Lines of data
———

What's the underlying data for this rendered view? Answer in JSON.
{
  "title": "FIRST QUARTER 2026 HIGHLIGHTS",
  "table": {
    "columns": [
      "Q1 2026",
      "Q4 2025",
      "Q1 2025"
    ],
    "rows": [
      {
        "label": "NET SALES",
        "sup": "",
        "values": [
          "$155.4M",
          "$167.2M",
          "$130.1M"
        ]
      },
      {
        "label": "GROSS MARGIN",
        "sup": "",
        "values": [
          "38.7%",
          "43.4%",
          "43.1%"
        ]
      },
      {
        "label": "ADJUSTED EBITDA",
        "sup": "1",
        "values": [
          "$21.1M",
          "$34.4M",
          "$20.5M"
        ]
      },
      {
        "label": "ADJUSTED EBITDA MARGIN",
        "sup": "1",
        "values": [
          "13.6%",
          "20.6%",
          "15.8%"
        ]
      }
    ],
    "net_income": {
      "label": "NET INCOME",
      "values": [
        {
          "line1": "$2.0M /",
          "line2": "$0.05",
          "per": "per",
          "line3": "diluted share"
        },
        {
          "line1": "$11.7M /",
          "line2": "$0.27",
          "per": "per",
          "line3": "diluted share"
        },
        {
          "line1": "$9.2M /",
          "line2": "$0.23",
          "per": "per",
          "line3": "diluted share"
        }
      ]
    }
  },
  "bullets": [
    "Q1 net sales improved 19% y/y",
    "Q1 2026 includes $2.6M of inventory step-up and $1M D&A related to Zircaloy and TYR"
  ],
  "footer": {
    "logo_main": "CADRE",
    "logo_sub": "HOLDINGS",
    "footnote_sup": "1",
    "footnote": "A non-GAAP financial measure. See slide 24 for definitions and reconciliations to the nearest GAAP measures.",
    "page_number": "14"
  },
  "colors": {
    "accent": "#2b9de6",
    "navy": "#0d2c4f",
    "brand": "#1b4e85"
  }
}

———

# [AIM]
Which lines contain the word "MARGIN"? Copy each of them.

# [COMPLETED TASK]
        "label": "GROSS MARGIN",
        "label": "ADJUSTED EBITDA MARGIN",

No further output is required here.